Twenty Years

I was a victim advocate on scene at Columbine. It changed all of us. Those there and those who were not there. Those born and the left behind loved ones of those who died. This week my grandchildren’s school was canceled because of threats made by a want to be copycat Columbine killer. Our community, our children, our parents, our aunts and uncles, our elders, our lives again affected by the haunting memory of Columbine. That want to be copycat killer was a 19-year-old woman. A woman born after this terroristic act. Columbine changed generations. I speak to my family, my employees, my co-workers, strangers and friends about how to stay safe; physically, emotionally and spiritually.  We are clothed in violence in this country. It’s heartbreaking and infuriating.

There is a place trauma, grief, loss, and violence takes many to. Many travel for a time and sometimes for eternity to the land of the lost. In that realm, there is a gaze of emptiness carried in the shattered soul of the eyes of living – if you can call it that. Psychologists may call it disassociation but, that word is too sterile for its haunting presence for those walking in the in-between place – between living and lost and lost and dead.

*TASK OBJECTIVE*: Pick up the reflection on Columbine after its final sentence and carry it forward in the same voice. This material is drawn from a separate, unrelated source.

*Dataset excerpts*:

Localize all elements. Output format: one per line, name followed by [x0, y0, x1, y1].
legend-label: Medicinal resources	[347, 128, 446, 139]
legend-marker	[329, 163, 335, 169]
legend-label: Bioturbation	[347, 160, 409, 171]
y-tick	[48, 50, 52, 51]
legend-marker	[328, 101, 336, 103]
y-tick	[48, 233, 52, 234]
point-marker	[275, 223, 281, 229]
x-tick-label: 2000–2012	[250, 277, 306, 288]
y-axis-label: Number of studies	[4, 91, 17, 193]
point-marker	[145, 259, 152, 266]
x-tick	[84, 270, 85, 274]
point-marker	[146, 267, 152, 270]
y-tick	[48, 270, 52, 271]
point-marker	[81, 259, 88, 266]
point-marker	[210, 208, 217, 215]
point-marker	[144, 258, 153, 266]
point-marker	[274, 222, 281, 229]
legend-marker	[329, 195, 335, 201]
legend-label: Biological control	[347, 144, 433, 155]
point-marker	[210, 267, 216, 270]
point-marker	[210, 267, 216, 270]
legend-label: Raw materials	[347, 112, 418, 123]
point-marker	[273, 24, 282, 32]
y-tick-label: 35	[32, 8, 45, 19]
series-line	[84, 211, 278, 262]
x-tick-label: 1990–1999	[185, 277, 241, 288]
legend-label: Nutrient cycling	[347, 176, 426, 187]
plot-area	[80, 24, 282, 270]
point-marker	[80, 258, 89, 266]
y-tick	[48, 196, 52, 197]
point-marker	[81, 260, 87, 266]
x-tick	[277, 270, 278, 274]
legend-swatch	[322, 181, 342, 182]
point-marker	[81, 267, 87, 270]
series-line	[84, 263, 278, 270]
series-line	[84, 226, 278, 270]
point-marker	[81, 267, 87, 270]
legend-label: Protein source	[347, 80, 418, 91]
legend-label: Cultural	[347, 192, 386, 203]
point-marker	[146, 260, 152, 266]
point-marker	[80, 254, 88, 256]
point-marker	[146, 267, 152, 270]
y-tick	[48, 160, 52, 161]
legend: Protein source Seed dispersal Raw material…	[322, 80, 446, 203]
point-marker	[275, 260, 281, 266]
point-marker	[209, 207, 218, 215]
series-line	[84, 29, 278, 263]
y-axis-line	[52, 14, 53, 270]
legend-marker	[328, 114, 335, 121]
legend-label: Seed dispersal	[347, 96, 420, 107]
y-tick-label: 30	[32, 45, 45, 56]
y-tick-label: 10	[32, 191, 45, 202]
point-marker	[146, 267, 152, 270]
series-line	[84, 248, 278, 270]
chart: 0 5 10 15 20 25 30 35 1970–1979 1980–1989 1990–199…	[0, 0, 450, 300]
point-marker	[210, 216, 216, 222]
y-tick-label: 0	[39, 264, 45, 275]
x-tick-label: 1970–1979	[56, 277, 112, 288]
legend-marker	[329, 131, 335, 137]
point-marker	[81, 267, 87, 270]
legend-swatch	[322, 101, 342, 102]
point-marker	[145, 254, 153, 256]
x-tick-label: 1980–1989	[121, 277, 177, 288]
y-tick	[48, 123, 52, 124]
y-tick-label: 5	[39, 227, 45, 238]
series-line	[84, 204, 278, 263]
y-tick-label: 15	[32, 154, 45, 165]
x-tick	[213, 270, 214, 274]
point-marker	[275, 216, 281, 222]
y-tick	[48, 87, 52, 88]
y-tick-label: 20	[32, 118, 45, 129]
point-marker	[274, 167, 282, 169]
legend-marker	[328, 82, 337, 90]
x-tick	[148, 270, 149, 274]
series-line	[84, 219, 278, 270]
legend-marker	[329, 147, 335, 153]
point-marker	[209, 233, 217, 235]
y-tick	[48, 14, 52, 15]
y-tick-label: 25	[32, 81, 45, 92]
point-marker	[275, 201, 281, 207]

*ANSWER BOX*:
That vacant, haunting stare you can’t unsee – the same way you can’t unhear the soul’s wail when loss hit so hard it sucks the breath from your bones. Terror – trauma, the sweet metallic scent of blood and the pungent smell of death carry their own memories too.  It all gets stuck in you like tiny pieces of shattered glass embedded in the skin of our hearts. Memory holds us collectively to Columbine.

This should have a singular memory. The last school shooting or mass shooting or act of such horrific violence. In the days, weeks, months, years and now decades following that day, I have prayed; prayed for the victims, for their families, for the first responders, for the advocates, for the medical personnel who fought for lives and limbs, for the therapists and clergy who have prayed for souls and for the community – our local community and the greater community – for our world.

After that day, I tried to find hope and goodness – I still do but, I no longer naively believe we are safe. Columbine, sadly, defined us – defined America – defined our lack of regard for our babies. Safety is an illusion. All that is left is the kind of war it leaves inside of us. We either fight for good or we fight against it.

Twenty years ago and today there is a mother, a father, a brother, a sister, an aunt, an uncle, a neighbor, a grandparent, a husband, wife or a friend who knows or will know the bloodied, soul-crushing pain of loss  I fight, I advocate and I pray for them . . . for all I pray.

 

 

 

“For the dead and the living, we must bear witness  Not only are we responsible for the memories of the dead, we are responsible for what we do with those memories.” (Elie Wiesel)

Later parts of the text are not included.